* What is being asked: Look through the data below. Pick out the lines holding the string "name".

* Rows from a dataset:

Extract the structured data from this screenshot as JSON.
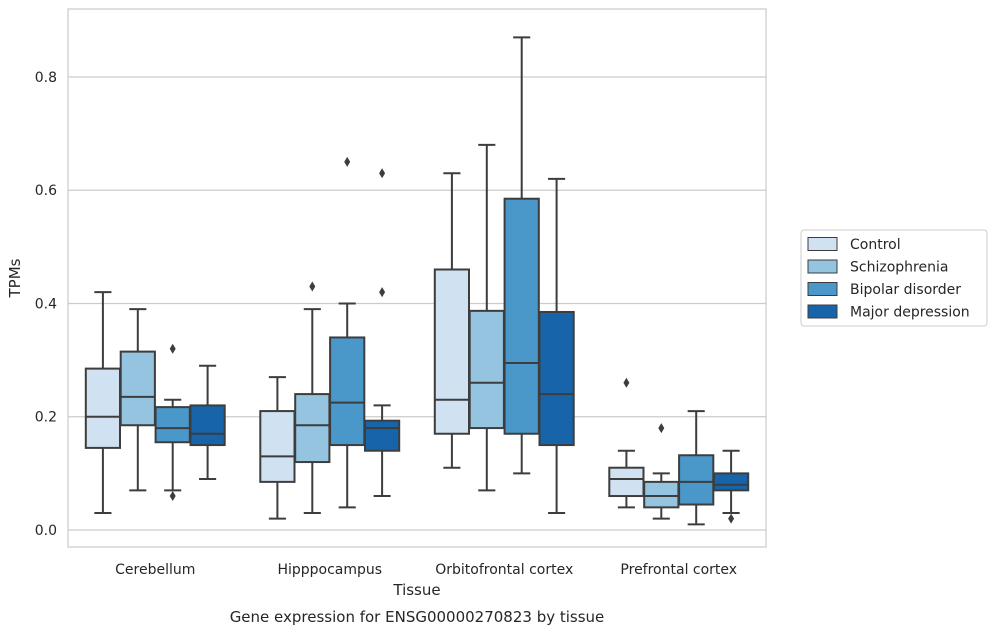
{
  "caption": "Gene expression for ENSG00000270823 by tissue",
  "chart_data": {
    "type": "box",
    "title": "",
    "xlabel": "Tissue",
    "ylabel": "TPMs",
    "ylim": [
      -0.03,
      0.92
    ],
    "yticks": [
      0.0,
      0.2,
      0.4,
      0.6,
      0.8
    ],
    "ytick_labels": [
      "0.0",
      "0.2",
      "0.4",
      "0.6",
      "0.8"
    ],
    "grid": "horizontal",
    "legend_position": "right",
    "categories": [
      "Cerebellum",
      "Hipppocampus",
      "Orbitofrontal cortex",
      "Prefrontal cortex"
    ],
    "series": [
      {
        "name": "Control",
        "color": "#d0e1f2",
        "boxes": [
          {
            "whislo": 0.03,
            "q1": 0.145,
            "med": 0.2,
            "q3": 0.285,
            "whishi": 0.42,
            "fliers": []
          },
          {
            "whislo": 0.02,
            "q1": 0.085,
            "med": 0.13,
            "q3": 0.21,
            "whishi": 0.27,
            "fliers": []
          },
          {
            "whislo": 0.11,
            "q1": 0.17,
            "med": 0.23,
            "q3": 0.46,
            "whishi": 0.63,
            "fliers": []
          },
          {
            "whislo": 0.04,
            "q1": 0.06,
            "med": 0.09,
            "q3": 0.11,
            "whishi": 0.14,
            "fliers": [
              0.26
            ]
          }
        ]
      },
      {
        "name": "Schizophrenia",
        "color": "#94c4df",
        "boxes": [
          {
            "whislo": 0.07,
            "q1": 0.185,
            "med": 0.235,
            "q3": 0.315,
            "whishi": 0.39,
            "fliers": []
          },
          {
            "whislo": 0.03,
            "q1": 0.12,
            "med": 0.185,
            "q3": 0.24,
            "whishi": 0.39,
            "fliers": [
              0.43
            ]
          },
          {
            "whislo": 0.07,
            "q1": 0.18,
            "med": 0.26,
            "q3": 0.387,
            "whishi": 0.68,
            "fliers": []
          },
          {
            "whislo": 0.02,
            "q1": 0.04,
            "med": 0.06,
            "q3": 0.085,
            "whishi": 0.1,
            "fliers": [
              0.18
            ]
          }
        ]
      },
      {
        "name": "Bipolar disorder",
        "color": "#4a98c9",
        "boxes": [
          {
            "whislo": 0.07,
            "q1": 0.155,
            "med": 0.18,
            "q3": 0.217,
            "whishi": 0.23,
            "fliers": [
              0.32,
              0.06
            ]
          },
          {
            "whislo": 0.04,
            "q1": 0.15,
            "med": 0.225,
            "q3": 0.34,
            "whishi": 0.4,
            "fliers": [
              0.65
            ]
          },
          {
            "whislo": 0.1,
            "q1": 0.17,
            "med": 0.295,
            "q3": 0.585,
            "whishi": 0.87,
            "fliers": []
          },
          {
            "whislo": 0.01,
            "q1": 0.045,
            "med": 0.085,
            "q3": 0.132,
            "whishi": 0.21,
            "fliers": []
          }
        ]
      },
      {
        "name": "Major depression",
        "color": "#1764ab",
        "boxes": [
          {
            "whislo": 0.09,
            "q1": 0.15,
            "med": 0.17,
            "q3": 0.22,
            "whishi": 0.29,
            "fliers": []
          },
          {
            "whislo": 0.06,
            "q1": 0.14,
            "med": 0.18,
            "q3": 0.193,
            "whishi": 0.22,
            "fliers": [
              0.63,
              0.42
            ]
          },
          {
            "whislo": 0.03,
            "q1": 0.15,
            "med": 0.24,
            "q3": 0.385,
            "whishi": 0.62,
            "fliers": []
          },
          {
            "whislo": 0.03,
            "q1": 0.07,
            "med": 0.08,
            "q3": 0.1,
            "whishi": 0.14,
            "fliers": [
              0.02
            ]
          }
        ]
      }
    ]
  }
}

* Full output:
        "name": "Control",
        "name": "Schizophrenia",
        "name": "Bipolar disorder",
        "name": "Major depression",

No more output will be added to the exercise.